Listed entries:
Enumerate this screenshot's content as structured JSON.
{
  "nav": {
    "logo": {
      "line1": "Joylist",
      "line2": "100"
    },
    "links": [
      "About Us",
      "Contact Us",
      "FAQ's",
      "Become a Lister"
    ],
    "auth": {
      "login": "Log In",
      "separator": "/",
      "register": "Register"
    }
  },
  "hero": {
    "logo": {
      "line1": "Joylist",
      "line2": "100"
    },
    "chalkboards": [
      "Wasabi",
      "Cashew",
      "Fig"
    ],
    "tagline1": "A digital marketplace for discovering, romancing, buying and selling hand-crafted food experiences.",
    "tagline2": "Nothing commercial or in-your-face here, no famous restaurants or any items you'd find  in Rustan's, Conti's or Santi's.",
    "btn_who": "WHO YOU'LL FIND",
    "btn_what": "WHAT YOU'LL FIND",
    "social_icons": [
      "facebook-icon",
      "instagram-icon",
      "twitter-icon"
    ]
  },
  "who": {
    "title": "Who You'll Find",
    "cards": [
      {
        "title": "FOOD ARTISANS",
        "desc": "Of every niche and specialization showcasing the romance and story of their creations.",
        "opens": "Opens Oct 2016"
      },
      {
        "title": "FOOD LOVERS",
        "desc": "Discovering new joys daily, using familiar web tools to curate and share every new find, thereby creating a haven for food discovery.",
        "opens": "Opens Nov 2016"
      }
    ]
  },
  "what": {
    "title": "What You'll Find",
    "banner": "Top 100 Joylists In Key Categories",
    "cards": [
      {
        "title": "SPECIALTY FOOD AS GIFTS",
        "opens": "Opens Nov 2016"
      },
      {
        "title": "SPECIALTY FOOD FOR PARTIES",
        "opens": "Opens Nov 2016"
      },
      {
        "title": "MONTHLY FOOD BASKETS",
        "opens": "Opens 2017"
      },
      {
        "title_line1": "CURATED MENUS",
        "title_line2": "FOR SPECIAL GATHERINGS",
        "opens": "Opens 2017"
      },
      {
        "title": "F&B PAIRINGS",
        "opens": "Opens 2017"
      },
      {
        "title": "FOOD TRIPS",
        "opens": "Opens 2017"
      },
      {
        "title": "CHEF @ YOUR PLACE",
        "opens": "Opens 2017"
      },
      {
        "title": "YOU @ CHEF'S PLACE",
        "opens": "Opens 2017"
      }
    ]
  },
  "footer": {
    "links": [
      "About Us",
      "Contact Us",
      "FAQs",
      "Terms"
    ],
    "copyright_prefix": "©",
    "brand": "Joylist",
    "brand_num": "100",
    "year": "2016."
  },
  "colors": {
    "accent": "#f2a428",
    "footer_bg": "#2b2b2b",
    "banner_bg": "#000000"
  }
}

Directions for this task: Please set down the whole listing above without altering a single line.

Result of this task:
Enumerate this screenshot's content as structured JSON.
{
  "nav": {
    "logo": {
      "line1": "Joylist",
      "line2": "100"
    },
    "links": [
      "About Us",
      "Contact Us",
      "FAQ's",
      "Become a Lister"
    ],
    "auth": {
      "login": "Log In",
      "separator": "/",
      "register": "Register"
    }
  },
  "hero": {
    "logo": {
      "line1": "Joylist",
      "line2": "100"
    },
    "chalkboards": [
      "Wasabi",
      "Cashew",
      "Fig"
    ],
    "tagline1": "A digital marketplace for discovering, romancing, buying and selling hand-crafted food experiences.",
    "tagline2": "Nothing commercial or in-your-face here, no famous restaurants or any items you'd find  in Rustan's, Conti's or Santi's.",
    "btn_who": "WHO YOU'LL FIND",
    "btn_what": "WHAT YOU'LL FIND",
    "social_icons": [
      "facebook-icon",
      "instagram-icon",
      "twitter-icon"
    ]
  },
  "who": {
    "title": "Who You'll Find",
    "cards": [
      {
        "title": "FOOD ARTISANS",
        "desc": "Of every niche and specialization showcasing the romance and story of their creations.",
        "opens": "Opens Oct 2016"
      },
      {
        "title": "FOOD LOVERS",
        "desc": "Discovering new joys daily, using familiar web tools to curate and share every new find, thereby creating a haven for food discovery.",
        "opens": "Opens Nov 2016"
      }
    ]
  },
  "what": {
    "title": "What You'll Find",
    "banner": "Top 100 Joylists In Key Categories",
    "cards": [
      {
        "title": "SPECIALTY FOOD AS GIFTS",
        "opens": "Opens Nov 2016"
      },
      {
        "title": "SPECIALTY FOOD FOR PARTIES",
        "opens": "Opens Nov 2016"
      },
      {
        "title": "MONTHLY FOOD BASKETS",
        "opens": "Opens 2017"
      },
      {
        "title_line1": "CURATED MENUS",
        "title_line2": "FOR SPECIAL GATHERINGS",
        "opens": "Opens 2017"
      },
      {
        "title": "F&B PAIRINGS",
        "opens": "Opens 2017"
      },
      {
        "title": "FOOD TRIPS",
        "opens": "Opens 2017"
      },
      {
        "title": "CHEF @ YOUR PLACE",
        "opens": "Opens 2017"
      },
      {
        "title": "YOU @ CHEF'S PLACE",
        "opens": "Opens 2017"
      }
    ]
  },
  "footer": {
    "links": [
      "About Us",
      "Contact Us",
      "FAQs",
      "Terms"
    ],
    "copyright_prefix": "©",
    "brand": "Joylist",
    "brand_num": "100",
    "year": "2016."
  },
  "colors": {
    "accent": "#f2a428",
    "footer_bg": "#2b2b2b",
    "banner_bg": "#000000"
  }
}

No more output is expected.